[Extracts from a graphics dataset]
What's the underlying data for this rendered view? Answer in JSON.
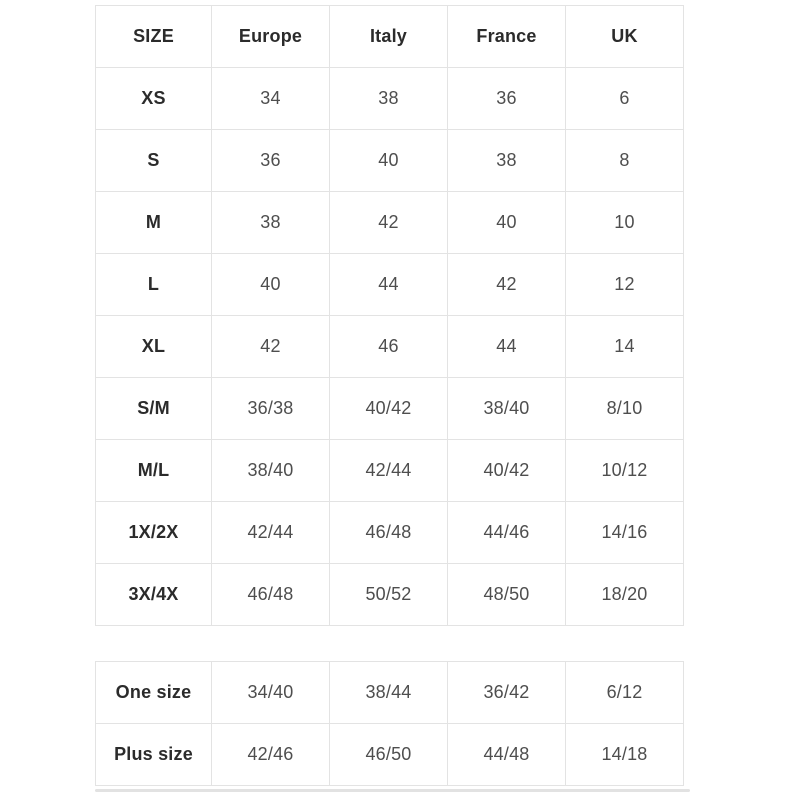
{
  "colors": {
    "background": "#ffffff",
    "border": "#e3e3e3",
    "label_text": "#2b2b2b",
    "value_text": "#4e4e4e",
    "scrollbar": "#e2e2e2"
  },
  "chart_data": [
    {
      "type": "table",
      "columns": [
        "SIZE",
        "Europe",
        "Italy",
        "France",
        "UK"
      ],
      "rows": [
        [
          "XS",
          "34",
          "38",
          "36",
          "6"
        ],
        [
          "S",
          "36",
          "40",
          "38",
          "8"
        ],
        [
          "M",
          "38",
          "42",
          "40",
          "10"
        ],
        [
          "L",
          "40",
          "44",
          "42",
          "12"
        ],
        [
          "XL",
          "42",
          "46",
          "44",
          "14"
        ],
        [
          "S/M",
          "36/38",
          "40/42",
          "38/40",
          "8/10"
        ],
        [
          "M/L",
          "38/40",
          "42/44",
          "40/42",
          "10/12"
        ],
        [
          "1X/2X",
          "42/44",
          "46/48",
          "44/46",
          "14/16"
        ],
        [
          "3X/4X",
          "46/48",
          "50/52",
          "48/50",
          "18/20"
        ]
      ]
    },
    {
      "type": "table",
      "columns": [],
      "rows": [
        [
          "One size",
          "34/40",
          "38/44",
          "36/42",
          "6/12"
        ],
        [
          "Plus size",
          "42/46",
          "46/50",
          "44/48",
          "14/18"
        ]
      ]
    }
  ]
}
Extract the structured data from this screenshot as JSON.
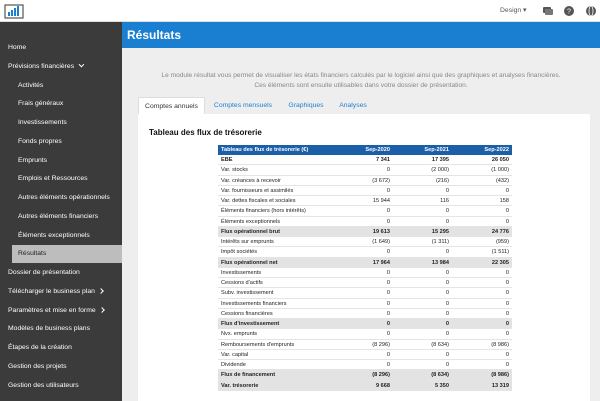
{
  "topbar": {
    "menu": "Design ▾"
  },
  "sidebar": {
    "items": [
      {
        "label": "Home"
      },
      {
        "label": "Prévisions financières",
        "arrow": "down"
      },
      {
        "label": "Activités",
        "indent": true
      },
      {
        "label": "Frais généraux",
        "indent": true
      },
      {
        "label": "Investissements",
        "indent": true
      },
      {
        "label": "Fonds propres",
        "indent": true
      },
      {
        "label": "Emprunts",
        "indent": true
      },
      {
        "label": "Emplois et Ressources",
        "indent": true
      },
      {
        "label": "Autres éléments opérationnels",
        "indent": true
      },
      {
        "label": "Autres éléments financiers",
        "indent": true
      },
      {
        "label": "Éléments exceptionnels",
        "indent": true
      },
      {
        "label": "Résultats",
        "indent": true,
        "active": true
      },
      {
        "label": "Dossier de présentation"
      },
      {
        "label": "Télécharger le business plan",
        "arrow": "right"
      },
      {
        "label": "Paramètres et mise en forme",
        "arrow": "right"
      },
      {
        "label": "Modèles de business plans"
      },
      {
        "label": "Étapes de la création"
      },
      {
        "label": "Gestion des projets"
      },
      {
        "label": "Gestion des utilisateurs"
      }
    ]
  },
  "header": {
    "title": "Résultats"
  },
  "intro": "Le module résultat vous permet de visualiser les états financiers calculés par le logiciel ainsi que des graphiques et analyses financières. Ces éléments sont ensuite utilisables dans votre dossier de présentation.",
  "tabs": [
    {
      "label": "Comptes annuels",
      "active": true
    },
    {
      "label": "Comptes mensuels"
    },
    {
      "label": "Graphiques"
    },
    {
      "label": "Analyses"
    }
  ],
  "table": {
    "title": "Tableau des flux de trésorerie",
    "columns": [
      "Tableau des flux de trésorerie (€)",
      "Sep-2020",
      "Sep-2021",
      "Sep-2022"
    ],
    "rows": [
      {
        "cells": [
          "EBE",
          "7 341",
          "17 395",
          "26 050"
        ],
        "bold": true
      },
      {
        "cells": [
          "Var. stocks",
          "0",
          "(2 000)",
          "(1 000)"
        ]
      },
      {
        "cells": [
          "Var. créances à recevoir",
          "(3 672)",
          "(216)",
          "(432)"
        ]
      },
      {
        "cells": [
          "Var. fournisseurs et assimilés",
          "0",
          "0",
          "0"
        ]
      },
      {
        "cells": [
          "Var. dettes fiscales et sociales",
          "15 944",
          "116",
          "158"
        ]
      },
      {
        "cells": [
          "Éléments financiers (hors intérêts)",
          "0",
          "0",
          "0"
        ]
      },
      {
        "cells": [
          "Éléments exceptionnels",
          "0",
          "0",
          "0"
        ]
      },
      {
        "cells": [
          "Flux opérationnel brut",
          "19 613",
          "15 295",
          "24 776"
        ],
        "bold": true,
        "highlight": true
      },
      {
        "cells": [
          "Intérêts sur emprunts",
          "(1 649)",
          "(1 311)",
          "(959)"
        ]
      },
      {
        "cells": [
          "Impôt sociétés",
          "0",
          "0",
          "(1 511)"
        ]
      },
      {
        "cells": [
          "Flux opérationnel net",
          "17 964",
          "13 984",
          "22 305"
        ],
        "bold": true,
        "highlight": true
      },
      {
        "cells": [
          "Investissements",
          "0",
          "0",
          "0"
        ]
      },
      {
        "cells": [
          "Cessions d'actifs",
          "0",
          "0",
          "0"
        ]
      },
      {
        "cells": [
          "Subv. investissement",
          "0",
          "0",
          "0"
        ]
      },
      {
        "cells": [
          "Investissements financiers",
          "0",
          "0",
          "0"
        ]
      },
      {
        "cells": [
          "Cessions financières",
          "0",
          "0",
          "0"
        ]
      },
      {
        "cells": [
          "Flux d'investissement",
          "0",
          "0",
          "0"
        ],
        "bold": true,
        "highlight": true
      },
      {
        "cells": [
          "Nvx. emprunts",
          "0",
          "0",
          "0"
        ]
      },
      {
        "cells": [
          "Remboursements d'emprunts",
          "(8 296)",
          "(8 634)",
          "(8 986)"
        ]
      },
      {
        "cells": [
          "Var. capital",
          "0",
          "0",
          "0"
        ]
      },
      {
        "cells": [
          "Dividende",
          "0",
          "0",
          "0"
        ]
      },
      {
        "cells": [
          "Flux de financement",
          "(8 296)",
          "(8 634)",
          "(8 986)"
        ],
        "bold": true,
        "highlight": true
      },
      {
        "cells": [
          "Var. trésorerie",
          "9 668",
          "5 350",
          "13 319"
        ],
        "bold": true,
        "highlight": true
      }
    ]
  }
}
---
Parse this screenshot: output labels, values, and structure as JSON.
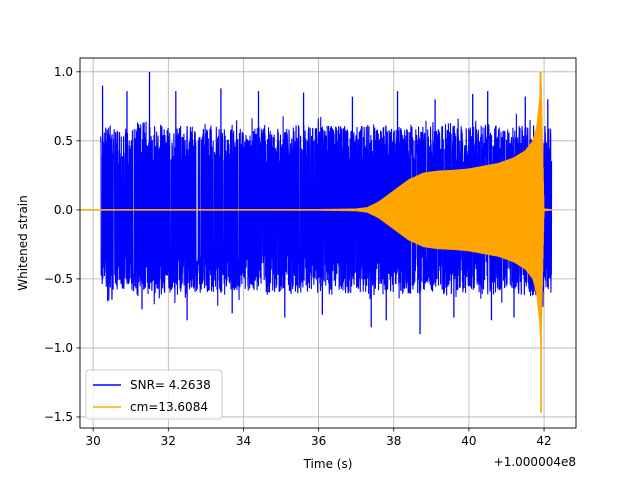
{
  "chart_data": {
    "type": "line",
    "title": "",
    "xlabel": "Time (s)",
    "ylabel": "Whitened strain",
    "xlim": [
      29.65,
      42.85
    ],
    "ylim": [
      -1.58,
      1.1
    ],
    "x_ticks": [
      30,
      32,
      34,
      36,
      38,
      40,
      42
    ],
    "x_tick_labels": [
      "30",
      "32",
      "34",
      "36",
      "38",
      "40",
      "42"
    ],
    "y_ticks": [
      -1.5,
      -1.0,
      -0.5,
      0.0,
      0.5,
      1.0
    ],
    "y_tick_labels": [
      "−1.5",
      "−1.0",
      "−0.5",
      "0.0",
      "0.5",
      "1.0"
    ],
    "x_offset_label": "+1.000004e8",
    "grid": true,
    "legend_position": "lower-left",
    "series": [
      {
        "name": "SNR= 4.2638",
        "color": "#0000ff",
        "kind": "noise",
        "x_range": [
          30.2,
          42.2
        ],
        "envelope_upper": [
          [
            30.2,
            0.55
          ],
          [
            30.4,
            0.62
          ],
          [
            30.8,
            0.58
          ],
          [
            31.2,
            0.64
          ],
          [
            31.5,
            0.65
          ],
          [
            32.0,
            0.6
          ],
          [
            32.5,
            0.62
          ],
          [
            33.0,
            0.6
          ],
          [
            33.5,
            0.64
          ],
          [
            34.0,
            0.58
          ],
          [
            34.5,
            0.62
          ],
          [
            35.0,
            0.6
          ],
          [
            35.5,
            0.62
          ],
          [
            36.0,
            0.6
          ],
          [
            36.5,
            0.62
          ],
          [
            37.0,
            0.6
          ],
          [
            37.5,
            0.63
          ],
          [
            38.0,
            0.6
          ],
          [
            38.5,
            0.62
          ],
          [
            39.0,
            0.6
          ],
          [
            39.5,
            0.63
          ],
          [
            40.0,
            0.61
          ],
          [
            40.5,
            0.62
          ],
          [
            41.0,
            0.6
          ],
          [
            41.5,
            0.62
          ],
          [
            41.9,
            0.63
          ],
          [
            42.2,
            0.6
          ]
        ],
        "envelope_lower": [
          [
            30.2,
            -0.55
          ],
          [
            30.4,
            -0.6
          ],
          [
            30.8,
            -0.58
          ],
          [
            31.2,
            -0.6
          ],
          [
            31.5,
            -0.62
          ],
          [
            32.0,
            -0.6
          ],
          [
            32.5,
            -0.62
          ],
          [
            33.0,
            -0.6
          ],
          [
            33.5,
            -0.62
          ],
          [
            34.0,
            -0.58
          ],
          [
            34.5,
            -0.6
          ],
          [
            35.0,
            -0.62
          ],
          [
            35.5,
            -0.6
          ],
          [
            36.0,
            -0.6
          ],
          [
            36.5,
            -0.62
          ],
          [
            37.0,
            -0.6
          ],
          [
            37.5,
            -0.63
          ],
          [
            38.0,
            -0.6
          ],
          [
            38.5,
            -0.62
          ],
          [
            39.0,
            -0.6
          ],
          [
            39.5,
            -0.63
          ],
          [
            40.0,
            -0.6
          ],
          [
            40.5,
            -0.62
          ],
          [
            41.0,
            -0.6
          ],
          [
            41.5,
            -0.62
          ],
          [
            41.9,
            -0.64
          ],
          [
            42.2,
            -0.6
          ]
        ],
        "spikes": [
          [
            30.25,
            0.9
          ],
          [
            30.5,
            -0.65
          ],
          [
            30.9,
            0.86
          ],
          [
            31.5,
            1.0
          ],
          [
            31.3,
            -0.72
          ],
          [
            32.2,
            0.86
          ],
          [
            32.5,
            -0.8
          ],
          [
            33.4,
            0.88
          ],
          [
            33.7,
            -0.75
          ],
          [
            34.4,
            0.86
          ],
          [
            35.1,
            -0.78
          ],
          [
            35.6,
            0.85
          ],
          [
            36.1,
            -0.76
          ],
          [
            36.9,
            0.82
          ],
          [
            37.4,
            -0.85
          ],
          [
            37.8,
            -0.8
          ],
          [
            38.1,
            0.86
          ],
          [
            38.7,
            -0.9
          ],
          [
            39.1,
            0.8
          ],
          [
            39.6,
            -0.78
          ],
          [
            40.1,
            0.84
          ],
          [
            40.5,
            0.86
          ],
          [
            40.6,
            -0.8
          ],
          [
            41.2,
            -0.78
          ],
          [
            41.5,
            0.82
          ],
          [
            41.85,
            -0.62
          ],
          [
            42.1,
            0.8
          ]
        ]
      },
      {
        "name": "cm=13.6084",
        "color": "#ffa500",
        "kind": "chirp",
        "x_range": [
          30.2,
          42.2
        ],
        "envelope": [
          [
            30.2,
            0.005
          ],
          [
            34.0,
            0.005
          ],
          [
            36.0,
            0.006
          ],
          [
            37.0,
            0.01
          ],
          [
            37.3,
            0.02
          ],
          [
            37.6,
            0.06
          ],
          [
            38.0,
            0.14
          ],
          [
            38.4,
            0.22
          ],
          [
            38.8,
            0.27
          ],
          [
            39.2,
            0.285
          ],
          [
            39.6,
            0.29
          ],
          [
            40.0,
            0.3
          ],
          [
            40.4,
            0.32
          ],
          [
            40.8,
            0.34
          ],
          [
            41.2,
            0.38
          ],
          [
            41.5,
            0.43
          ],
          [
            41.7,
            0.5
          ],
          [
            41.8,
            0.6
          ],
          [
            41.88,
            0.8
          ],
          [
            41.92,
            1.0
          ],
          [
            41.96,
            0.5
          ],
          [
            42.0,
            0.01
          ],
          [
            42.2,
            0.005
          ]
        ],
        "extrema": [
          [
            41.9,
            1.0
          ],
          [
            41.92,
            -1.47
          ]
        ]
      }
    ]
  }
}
--
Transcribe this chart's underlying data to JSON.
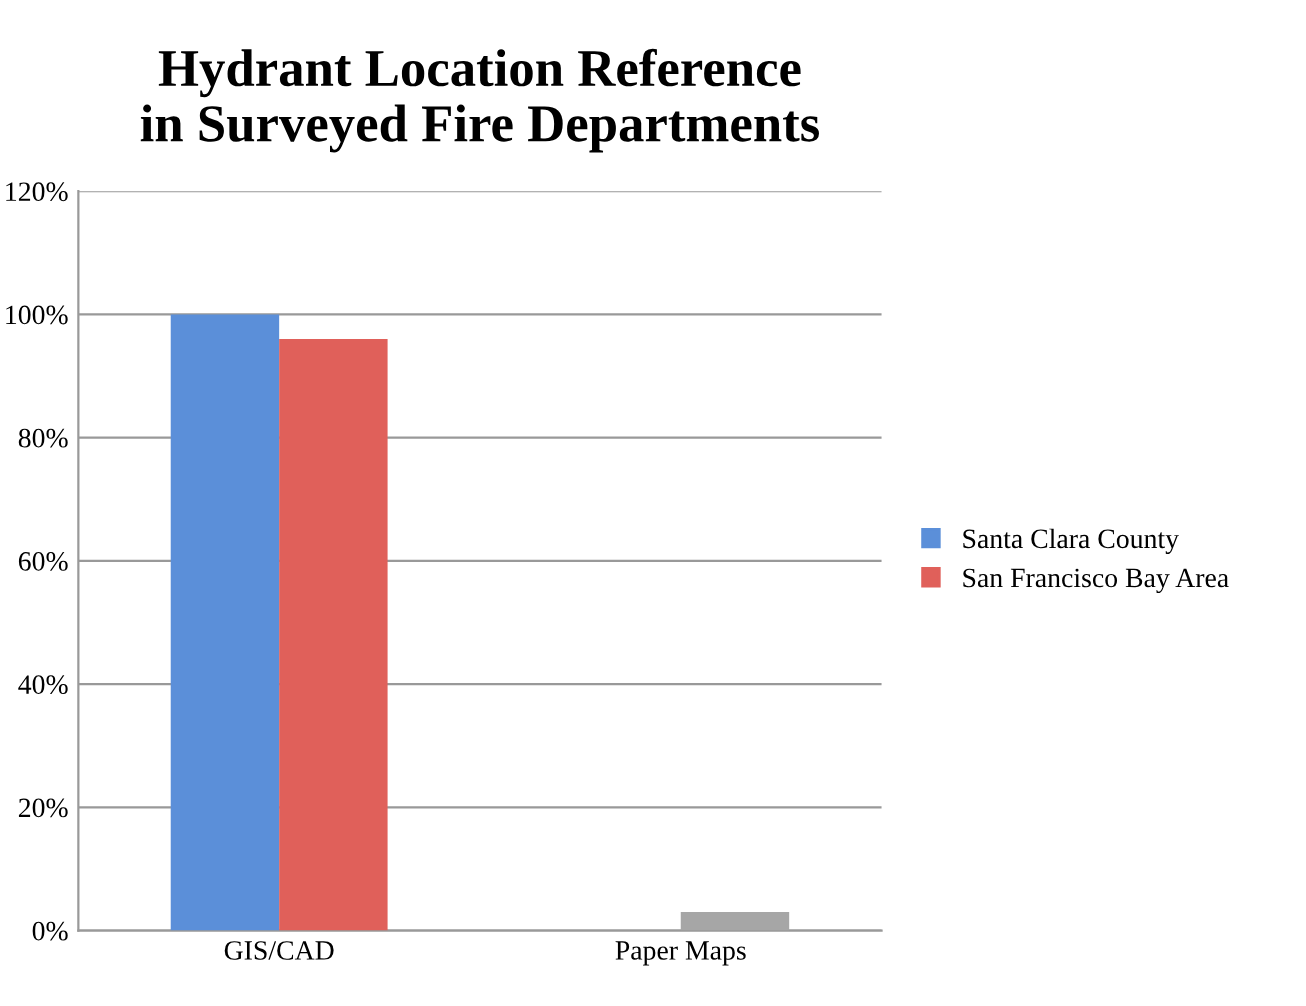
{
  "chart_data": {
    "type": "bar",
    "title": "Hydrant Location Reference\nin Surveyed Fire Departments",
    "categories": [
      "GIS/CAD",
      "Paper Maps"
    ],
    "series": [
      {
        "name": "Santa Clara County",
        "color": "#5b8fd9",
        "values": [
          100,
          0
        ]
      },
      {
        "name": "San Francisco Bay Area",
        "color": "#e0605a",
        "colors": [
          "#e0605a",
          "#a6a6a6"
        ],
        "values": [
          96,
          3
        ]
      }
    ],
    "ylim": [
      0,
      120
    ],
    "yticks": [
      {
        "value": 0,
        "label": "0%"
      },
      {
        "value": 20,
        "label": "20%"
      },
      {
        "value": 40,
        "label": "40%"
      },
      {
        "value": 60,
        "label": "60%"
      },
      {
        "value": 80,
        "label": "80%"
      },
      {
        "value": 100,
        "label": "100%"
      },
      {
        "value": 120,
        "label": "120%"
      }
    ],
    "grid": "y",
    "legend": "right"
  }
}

> _Work instructions_:
How many lines in the records above hold the word "présentation"? Give only the number.

> _Solution_:
2